_REQUIRED TASK:_
Check each line of the records below and collect those holding "screenshot".
** Start ROWS **
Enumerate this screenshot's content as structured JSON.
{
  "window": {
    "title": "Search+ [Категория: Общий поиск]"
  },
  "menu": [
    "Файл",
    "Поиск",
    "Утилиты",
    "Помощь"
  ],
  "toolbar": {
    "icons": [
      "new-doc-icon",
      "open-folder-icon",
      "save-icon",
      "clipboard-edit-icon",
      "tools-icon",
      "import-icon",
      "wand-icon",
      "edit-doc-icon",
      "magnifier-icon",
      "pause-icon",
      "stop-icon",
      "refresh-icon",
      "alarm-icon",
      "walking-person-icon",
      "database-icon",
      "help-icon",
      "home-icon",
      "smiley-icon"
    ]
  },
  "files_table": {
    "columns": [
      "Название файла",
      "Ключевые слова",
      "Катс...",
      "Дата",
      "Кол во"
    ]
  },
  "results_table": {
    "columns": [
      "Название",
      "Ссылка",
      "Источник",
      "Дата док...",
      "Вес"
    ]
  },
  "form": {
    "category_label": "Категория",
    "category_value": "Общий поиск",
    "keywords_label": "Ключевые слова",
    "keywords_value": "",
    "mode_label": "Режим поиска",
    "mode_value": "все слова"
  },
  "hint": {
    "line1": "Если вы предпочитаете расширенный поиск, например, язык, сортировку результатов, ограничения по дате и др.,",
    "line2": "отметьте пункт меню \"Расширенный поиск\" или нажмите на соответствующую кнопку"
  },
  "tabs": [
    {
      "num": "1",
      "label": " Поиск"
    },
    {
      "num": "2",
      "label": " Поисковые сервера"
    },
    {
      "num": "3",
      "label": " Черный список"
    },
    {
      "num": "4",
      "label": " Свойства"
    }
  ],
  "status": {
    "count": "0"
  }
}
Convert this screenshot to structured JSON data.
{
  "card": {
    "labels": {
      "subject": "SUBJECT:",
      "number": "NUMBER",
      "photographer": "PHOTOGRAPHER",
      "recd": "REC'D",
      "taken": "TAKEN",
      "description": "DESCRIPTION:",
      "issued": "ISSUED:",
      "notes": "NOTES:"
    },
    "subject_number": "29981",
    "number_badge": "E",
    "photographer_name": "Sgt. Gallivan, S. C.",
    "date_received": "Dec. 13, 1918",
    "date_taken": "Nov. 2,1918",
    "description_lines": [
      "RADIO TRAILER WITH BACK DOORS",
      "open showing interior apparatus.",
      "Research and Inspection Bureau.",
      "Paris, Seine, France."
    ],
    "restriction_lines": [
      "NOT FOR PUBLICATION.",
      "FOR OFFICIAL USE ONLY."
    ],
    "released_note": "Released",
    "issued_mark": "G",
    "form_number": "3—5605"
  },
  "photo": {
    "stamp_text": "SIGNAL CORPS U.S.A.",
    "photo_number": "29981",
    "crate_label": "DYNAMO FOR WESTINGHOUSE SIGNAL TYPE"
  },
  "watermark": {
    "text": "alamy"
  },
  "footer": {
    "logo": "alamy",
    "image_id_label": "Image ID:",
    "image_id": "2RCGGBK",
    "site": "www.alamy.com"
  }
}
** End ROWS **
** Start ROWS **
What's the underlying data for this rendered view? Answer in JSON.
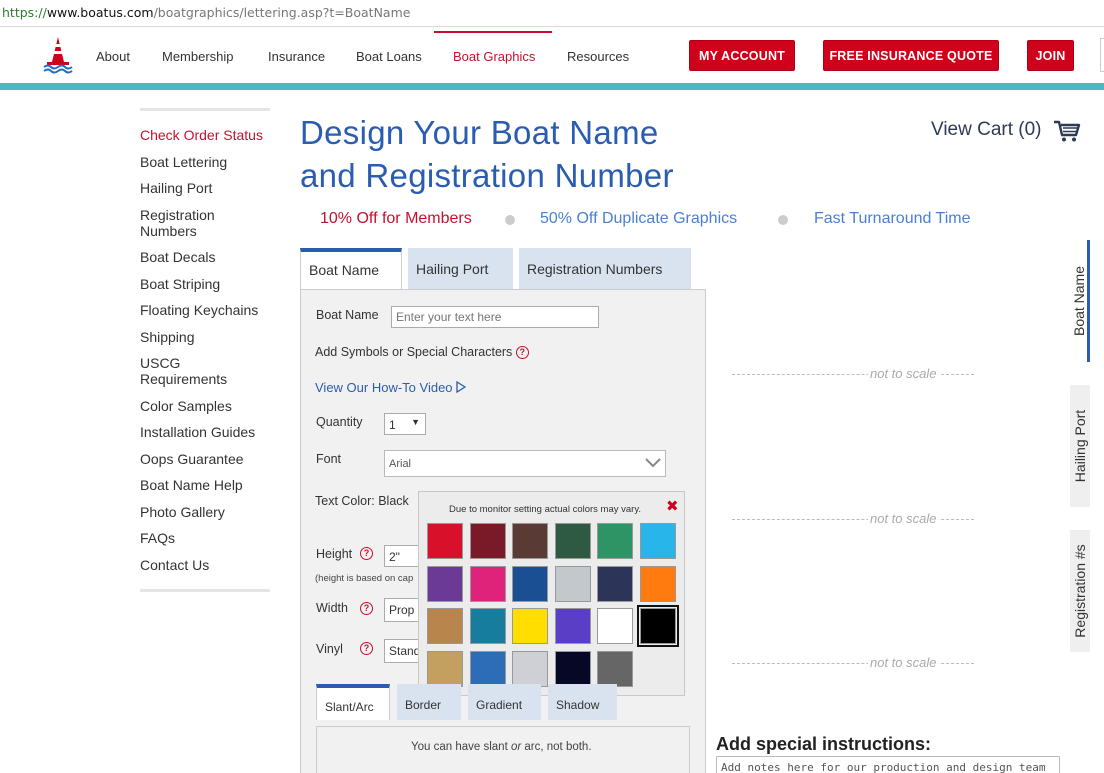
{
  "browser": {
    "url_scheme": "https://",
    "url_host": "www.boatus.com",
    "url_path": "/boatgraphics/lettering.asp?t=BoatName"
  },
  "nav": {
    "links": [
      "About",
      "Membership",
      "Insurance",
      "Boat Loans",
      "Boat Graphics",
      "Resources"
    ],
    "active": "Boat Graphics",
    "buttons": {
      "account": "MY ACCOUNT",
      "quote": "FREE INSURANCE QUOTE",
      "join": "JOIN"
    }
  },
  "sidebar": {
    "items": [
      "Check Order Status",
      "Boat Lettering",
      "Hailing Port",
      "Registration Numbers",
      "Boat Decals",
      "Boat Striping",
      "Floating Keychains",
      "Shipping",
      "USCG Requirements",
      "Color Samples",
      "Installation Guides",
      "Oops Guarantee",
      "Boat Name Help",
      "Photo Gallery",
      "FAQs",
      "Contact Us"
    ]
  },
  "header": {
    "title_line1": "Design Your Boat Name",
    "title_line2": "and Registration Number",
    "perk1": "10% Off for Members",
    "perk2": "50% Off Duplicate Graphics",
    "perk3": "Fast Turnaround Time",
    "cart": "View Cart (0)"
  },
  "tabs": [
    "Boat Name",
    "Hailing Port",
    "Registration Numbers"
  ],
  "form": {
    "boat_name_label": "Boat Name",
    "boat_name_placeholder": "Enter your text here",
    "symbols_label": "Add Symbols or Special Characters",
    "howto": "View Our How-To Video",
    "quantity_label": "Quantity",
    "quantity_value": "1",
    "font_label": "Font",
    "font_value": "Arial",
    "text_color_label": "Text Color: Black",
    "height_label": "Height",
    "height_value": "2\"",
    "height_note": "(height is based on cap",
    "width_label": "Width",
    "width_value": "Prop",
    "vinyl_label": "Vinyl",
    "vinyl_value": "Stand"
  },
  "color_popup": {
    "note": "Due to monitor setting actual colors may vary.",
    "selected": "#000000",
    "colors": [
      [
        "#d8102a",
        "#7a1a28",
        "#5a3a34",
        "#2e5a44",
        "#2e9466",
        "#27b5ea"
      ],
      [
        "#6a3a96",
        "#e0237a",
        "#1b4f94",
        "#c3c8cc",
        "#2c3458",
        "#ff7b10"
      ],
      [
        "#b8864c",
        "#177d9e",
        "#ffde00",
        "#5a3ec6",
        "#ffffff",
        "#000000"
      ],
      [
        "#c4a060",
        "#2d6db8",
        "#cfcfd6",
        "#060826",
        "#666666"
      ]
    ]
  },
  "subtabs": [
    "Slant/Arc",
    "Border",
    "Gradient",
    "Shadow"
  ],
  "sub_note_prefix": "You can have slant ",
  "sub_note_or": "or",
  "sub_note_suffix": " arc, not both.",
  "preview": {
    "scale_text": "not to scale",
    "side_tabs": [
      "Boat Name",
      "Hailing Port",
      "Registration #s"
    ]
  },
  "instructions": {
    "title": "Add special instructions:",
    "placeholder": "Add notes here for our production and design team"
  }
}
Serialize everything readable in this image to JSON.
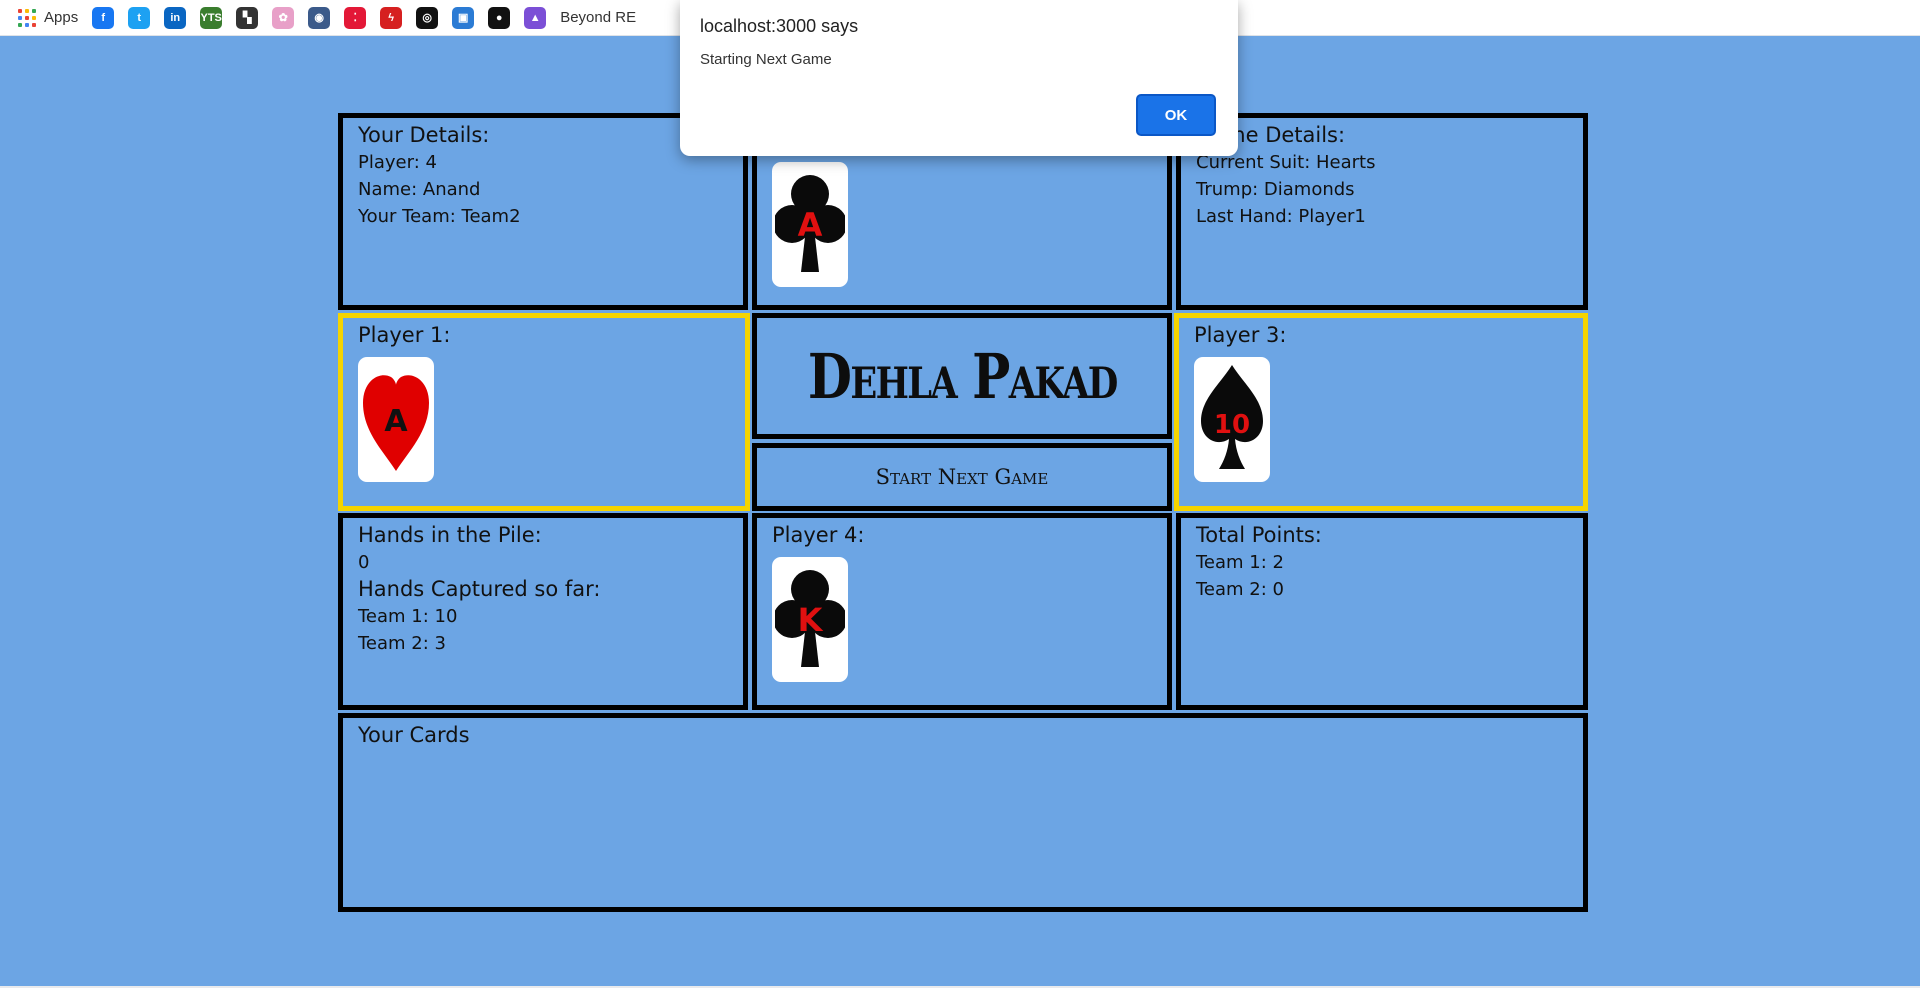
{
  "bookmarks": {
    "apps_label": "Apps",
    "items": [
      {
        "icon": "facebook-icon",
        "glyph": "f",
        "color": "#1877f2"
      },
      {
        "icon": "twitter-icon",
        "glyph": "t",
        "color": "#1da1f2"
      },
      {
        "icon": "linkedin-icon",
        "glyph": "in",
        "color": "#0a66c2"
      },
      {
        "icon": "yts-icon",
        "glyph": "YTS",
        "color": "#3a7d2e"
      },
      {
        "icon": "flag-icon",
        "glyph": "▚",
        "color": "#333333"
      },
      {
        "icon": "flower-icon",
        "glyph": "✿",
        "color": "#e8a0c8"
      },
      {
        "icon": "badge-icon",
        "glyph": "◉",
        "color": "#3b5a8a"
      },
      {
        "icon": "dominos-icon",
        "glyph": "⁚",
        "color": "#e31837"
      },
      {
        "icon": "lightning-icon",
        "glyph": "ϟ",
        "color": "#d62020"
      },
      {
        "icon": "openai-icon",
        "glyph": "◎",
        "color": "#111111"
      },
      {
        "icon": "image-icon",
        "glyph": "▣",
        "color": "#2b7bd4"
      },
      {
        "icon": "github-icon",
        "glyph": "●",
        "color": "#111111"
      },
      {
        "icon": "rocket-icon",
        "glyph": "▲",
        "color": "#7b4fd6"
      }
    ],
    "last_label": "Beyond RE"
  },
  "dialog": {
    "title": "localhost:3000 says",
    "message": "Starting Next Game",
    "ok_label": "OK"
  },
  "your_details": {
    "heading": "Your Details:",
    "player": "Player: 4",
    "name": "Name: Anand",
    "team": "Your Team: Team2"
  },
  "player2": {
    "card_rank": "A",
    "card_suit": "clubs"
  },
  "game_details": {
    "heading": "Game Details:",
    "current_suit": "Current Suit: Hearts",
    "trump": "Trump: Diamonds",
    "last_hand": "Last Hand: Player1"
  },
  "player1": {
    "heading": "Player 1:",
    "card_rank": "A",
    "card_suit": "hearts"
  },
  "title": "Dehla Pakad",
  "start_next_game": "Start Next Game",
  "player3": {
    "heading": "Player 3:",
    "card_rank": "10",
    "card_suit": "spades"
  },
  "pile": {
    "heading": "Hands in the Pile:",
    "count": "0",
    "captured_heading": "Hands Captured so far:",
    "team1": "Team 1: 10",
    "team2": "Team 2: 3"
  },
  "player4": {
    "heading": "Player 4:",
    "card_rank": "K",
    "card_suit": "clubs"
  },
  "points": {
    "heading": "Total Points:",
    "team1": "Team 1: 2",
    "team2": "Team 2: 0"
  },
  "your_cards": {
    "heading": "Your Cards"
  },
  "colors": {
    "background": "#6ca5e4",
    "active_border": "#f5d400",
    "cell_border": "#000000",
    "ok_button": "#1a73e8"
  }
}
** End ROWS **
_FULL RESPONSE:_
Enumerate this screenshot's content as structured JSON.
Convert this screenshot to structured JSON data.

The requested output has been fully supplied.